Given records.
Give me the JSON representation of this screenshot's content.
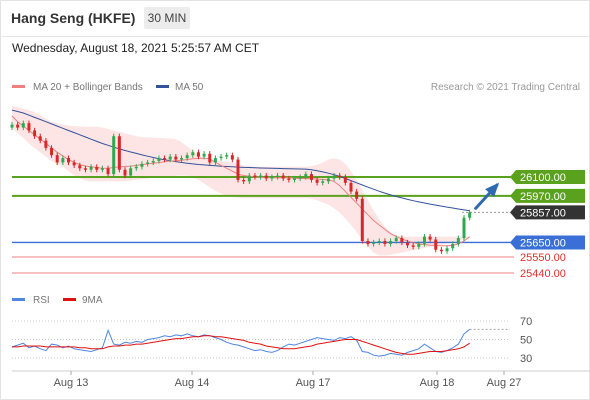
{
  "header": {
    "title": "Hang Seng (HKFE)",
    "timeframe": "30 MIN",
    "datetime": "Wednesday, August 18, 2021 5:25:57 AM CET"
  },
  "legend": {
    "ma20_bollinger": "MA 20 + Bollinger Bands",
    "ma50": "MA 50",
    "credit": "Research © 2021 Trading Central",
    "rsi": "RSI",
    "ma9": "9MA"
  },
  "colors": {
    "resistance": "#5aa11e",
    "support_blue": "#3a6fd8",
    "support_red": "#f08080",
    "current": "#333333",
    "ma20": "#f08080",
    "ma50": "#33529b",
    "bollinger_fill": "#fcdcdc",
    "rsi": "#4f86e0",
    "rsi_ma": "#e01010",
    "candle_up": "#2fa84f",
    "candle_down": "#d62828",
    "arrow": "#2d6ab0"
  },
  "chart_data": [
    {
      "type": "candlestick",
      "title": "Hang Seng (HKFE)",
      "timeframe": "30 MIN",
      "x_ticks": [
        "Aug 13",
        "Aug 14",
        "Aug 17",
        "Aug 18",
        "Aug 27"
      ],
      "price_levels": [
        {
          "label": "26100.00",
          "value": 26100,
          "kind": "resistance"
        },
        {
          "label": "25970.00",
          "value": 25970,
          "kind": "resistance"
        },
        {
          "label": "25857.00",
          "value": 25857,
          "kind": "current"
        },
        {
          "label": "25650.00",
          "value": 25650,
          "kind": "pivot"
        },
        {
          "label": "25550.00",
          "value": 25550,
          "kind": "support"
        },
        {
          "label": "25440.00",
          "value": 25440,
          "kind": "support"
        }
      ],
      "ylim": [
        25440,
        26100
      ],
      "close": [
        26460,
        26440,
        26470,
        26420,
        26380,
        26350,
        26300,
        26250,
        26200,
        26230,
        26200,
        26180,
        26160,
        26150,
        26170,
        26150,
        26160,
        26120,
        26380,
        26150,
        26110,
        26160,
        26170,
        26190,
        26200,
        26210,
        26230,
        26220,
        26240,
        26220,
        26230,
        26250,
        26270,
        26240,
        26260,
        26200,
        26230,
        26240,
        26250,
        26220,
        26080,
        26070,
        26110,
        26100,
        26110,
        26090,
        26100,
        26110,
        26090,
        26080,
        26090,
        26100,
        26120,
        26080,
        26060,
        26070,
        26090,
        26110,
        26100,
        26060,
        26000,
        25950,
        25660,
        25640,
        25650,
        25660,
        25640,
        25660,
        25680,
        25650,
        25630,
        25620,
        25640,
        25690,
        25670,
        25600,
        25590,
        25610,
        25640,
        25680,
        25820,
        25857
      ],
      "ma20": [
        26520,
        26480,
        26450,
        26420,
        26390,
        26360,
        26330,
        26300,
        26270,
        26245,
        26220,
        26200,
        26185,
        26175,
        26170,
        26165,
        26160,
        26160,
        26165,
        26170,
        26172,
        26175,
        26180,
        26185,
        26190,
        26195,
        26200,
        26205,
        26210,
        26212,
        26215,
        26220,
        26225,
        26228,
        26230,
        26225,
        26200,
        26180,
        26160,
        26140,
        26120,
        26110,
        26105,
        26100,
        26097,
        26095,
        26095,
        26095,
        26095,
        26095,
        26092,
        26090,
        26090,
        26088,
        26086,
        26083,
        26080,
        26070,
        26040,
        26000,
        25960,
        25920,
        25880,
        25840,
        25800,
        25770,
        25740,
        25710,
        25690,
        25675,
        25660,
        25648,
        25640,
        25635,
        25632,
        25630,
        25628,
        25628,
        25630,
        25640,
        25660,
        25690
      ],
      "ma50": [
        26560,
        26550,
        26540,
        26525,
        26510,
        26495,
        26480,
        26465,
        26450,
        26435,
        26420,
        26405,
        26390,
        26375,
        26360,
        26345,
        26330,
        26318,
        26305,
        26293,
        26282,
        26272,
        26262,
        26252,
        26243,
        26234,
        26226,
        26219,
        26212,
        26206,
        26200,
        26195,
        26190,
        26186,
        26183,
        26180,
        26177,
        26174,
        26172,
        26170,
        26168,
        26166,
        26165,
        26163,
        26162,
        26161,
        26160,
        26159,
        26158,
        26157,
        26156,
        26155,
        26154,
        26150,
        26143,
        26135,
        26126,
        26116,
        26104,
        26090,
        26075,
        26060,
        26045,
        26030,
        26016,
        26002,
        25989,
        25977,
        25966,
        25956,
        25946,
        25937,
        25929,
        25921,
        25914,
        25907,
        25900,
        25893,
        25887,
        25880,
        25874,
        25868
      ],
      "bollinger_upper": [
        26590,
        26580,
        26570,
        26560,
        26545,
        26525,
        26500,
        26480,
        26470,
        26460,
        26455,
        26450,
        26448,
        26445,
        26445,
        26445,
        26440,
        26430,
        26420,
        26410,
        26400,
        26390,
        26380,
        26375,
        26372,
        26370,
        26368,
        26366,
        26365,
        26360,
        26340,
        26310,
        26280,
        26250,
        26230,
        26220,
        26215,
        26210,
        26205,
        26200,
        26190,
        26180,
        26175,
        26170,
        26170,
        26170,
        26170,
        26170,
        26170,
        26170,
        26170,
        26170,
        26170,
        26175,
        26185,
        26200,
        26220,
        26230,
        26220,
        26190,
        26140,
        26080,
        26010,
        25940,
        25870,
        25810,
        25760,
        25720,
        25700,
        25690,
        25690,
        25690,
        25690,
        25690,
        25690,
        25690,
        25690,
        25690,
        25690,
        25690,
        25690,
        25690
      ],
      "bollinger_lower": [
        26440,
        26400,
        26370,
        26330,
        26300,
        26270,
        26240,
        26210,
        26190,
        26170,
        26140,
        26110,
        26090,
        26075,
        26070,
        26070,
        26070,
        26070,
        26070,
        26070,
        26070,
        26075,
        26080,
        26085,
        26090,
        26095,
        26100,
        26102,
        26105,
        26108,
        26110,
        26108,
        26100,
        26080,
        26055,
        26030,
        26005,
        25985,
        25970,
        25962,
        25958,
        25955,
        25955,
        25955,
        25955,
        25955,
        25955,
        25955,
        25955,
        25955,
        25955,
        25955,
        25955,
        25950,
        25940,
        25925,
        25910,
        25885,
        25855,
        25815,
        25770,
        25720,
        25670,
        25620,
        25580,
        25560,
        25560,
        25565,
        25572,
        25580,
        25588,
        25596,
        25604,
        25612,
        25620,
        25628,
        25636,
        25644,
        25652,
        25660,
        25668,
        25676
      ]
    },
    {
      "type": "line",
      "title": "RSI",
      "ylim": [
        20,
        80
      ],
      "y_ticks": [
        70,
        50,
        30
      ],
      "series": [
        {
          "name": "RSI",
          "values": [
            42,
            44,
            46,
            41,
            43,
            40,
            38,
            45,
            44,
            41,
            43,
            40,
            39,
            38,
            37,
            39,
            41,
            60,
            45,
            44,
            47,
            46,
            48,
            47,
            50,
            51,
            52,
            54,
            53,
            55,
            54,
            56,
            54,
            53,
            55,
            54,
            52,
            50,
            47,
            45,
            44,
            42,
            40,
            38,
            39,
            37,
            36,
            38,
            42,
            45,
            44,
            46,
            48,
            50,
            52,
            51,
            50,
            49,
            52,
            51,
            53,
            49,
            37,
            36,
            33,
            32,
            33,
            35,
            34,
            33,
            36,
            38,
            40,
            45,
            41,
            37,
            36,
            38,
            41,
            45,
            56,
            61
          ]
        },
        {
          "name": "9MA",
          "values": [
            42,
            42,
            43,
            43,
            43,
            43,
            42,
            42,
            42,
            42,
            42,
            42,
            41,
            41,
            40,
            40,
            40,
            42,
            43,
            43,
            44,
            44,
            45,
            45,
            46,
            47,
            48,
            49,
            50,
            51,
            51,
            52,
            53,
            53,
            54,
            54,
            53,
            53,
            52,
            51,
            50,
            49,
            47,
            46,
            45,
            43,
            42,
            41,
            40,
            40,
            40,
            41,
            42,
            43,
            45,
            46,
            47,
            48,
            49,
            50,
            50,
            50,
            48,
            46,
            44,
            42,
            40,
            38,
            36,
            35,
            34,
            34,
            35,
            36,
            37,
            37,
            37,
            38,
            39,
            40,
            42,
            46
          ]
        }
      ]
    }
  ]
}
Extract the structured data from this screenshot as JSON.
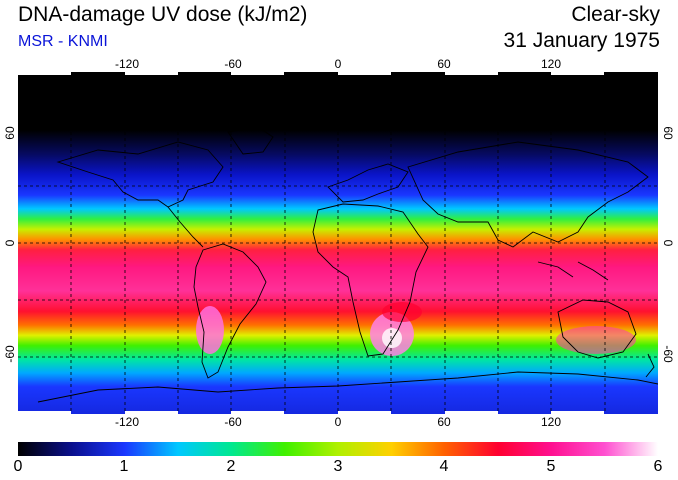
{
  "header": {
    "title": "DNA-damage UV dose (kJ/m2)",
    "source": "MSR - KNMI",
    "condition": "Clear-sky",
    "date": "31 January 1975"
  },
  "colors": {
    "source_text": "#0a14d8",
    "colorbar": [
      "#000000",
      "#0a0f8c",
      "#1a37ff",
      "#00c8ff",
      "#00e890",
      "#40f000",
      "#b0f000",
      "#ffd000",
      "#ff6000",
      "#ff0030",
      "#ff1090",
      "#ff50d0",
      "#ffffff"
    ]
  },
  "map": {
    "projection": "equirectangular",
    "lon_ticks": [
      "-120",
      "-60",
      "0",
      "60",
      "120"
    ],
    "lat_ticks": [
      "60",
      "0",
      "-60"
    ],
    "lon_range": [
      -180,
      180
    ],
    "lat_range": [
      -90,
      90
    ]
  },
  "colorbar": {
    "min": 0,
    "max": 6,
    "labels": [
      "0",
      "1",
      "2",
      "3",
      "4",
      "5",
      "6"
    ]
  }
}
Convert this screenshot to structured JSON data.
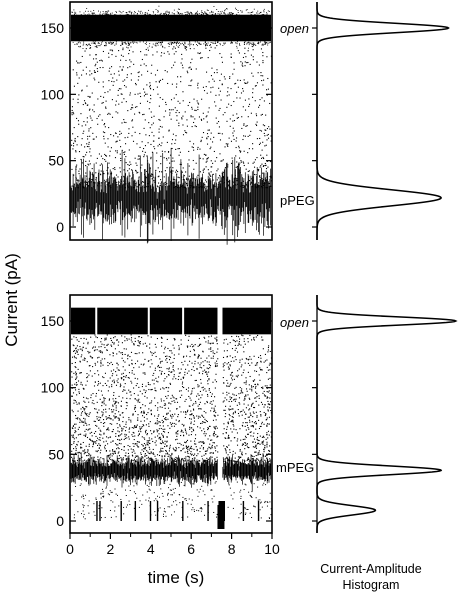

Task.
Some lines of the data above may hold the word "Hang"; report how many do, and nothing else.

Answer to this task.
2